→ **Given request**
Provide an exact reproduction of every entry.

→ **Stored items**
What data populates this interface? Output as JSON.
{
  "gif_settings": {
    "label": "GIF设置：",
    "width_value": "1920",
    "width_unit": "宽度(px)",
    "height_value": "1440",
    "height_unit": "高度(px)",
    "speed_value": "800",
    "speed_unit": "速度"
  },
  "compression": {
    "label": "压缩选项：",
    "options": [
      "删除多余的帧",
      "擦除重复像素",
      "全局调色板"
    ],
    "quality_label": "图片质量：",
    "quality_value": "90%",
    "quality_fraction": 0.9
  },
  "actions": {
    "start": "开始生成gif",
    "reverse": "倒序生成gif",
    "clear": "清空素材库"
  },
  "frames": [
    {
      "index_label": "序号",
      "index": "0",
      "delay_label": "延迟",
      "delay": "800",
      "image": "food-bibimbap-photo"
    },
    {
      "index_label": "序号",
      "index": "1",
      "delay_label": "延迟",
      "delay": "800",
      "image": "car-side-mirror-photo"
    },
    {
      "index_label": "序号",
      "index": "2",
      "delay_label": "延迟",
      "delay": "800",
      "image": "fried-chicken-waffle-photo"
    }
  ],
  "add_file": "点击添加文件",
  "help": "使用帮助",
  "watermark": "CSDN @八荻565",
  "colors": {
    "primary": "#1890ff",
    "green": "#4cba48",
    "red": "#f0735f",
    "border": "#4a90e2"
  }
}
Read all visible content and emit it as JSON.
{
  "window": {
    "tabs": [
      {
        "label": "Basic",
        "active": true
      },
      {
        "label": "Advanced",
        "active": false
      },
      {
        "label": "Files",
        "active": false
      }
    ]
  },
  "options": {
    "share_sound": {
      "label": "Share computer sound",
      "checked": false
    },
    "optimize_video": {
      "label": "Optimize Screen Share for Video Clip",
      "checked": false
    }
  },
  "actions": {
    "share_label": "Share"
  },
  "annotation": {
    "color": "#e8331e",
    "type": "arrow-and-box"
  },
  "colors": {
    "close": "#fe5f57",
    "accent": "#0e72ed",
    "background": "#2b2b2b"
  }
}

→ **The response**
What data populates this interface? Output as JSON.
{
  "gif_settings": {
    "label": "GIF设置：",
    "width_value": "1920",
    "width_unit": "宽度(px)",
    "height_value": "1440",
    "height_unit": "高度(px)",
    "speed_value": "800",
    "speed_unit": "速度"
  },
  "compression": {
    "label": "压缩选项：",
    "options": [
      "删除多余的帧",
      "擦除重复像素",
      "全局调色板"
    ],
    "quality_label": "图片质量：",
    "quality_value": "90%",
    "quality_fraction": 0.9
  },
  "actions": {
    "start": "开始生成gif",
    "reverse": "倒序生成gif",
    "clear": "清空素材库"
  },
  "frames": [
    {
      "index_label": "序号",
      "index": "0",
      "delay_label": "延迟",
      "delay": "800",
      "image": "food-bibimbap-photo"
    },
    {
      "index_label": "序号",
      "index": "1",
      "delay_label": "延迟",
      "delay": "800",
      "image": "car-side-mirror-photo"
    },
    {
      "index_label": "序号",
      "index": "2",
      "delay_label": "延迟",
      "delay": "800",
      "image": "fried-chicken-waffle-photo"
    }
  ],
  "add_file": "点击添加文件",
  "help": "使用帮助",
  "watermark": "CSDN @八荻565",
  "colors": {
    "primary": "#1890ff",
    "green": "#4cba48",
    "red": "#f0735f",
    "border": "#4a90e2"
  }
}
Read all visible content and emit it as JSON.
{
  "window": {
    "tabs": [
      {
        "label": "Basic",
        "active": true
      },
      {
        "label": "Advanced",
        "active": false
      },
      {
        "label": "Files",
        "active": false
      }
    ]
  },
  "options": {
    "share_sound": {
      "label": "Share computer sound",
      "checked": false
    },
    "optimize_video": {
      "label": "Optimize Screen Share for Video Clip",
      "checked": false
    }
  },
  "actions": {
    "share_label": "Share"
  },
  "annotation": {
    "color": "#e8331e",
    "type": "arrow-and-box"
  },
  "colors": {
    "close": "#fe5f57",
    "accent": "#0e72ed",
    "background": "#2b2b2b"
  }
}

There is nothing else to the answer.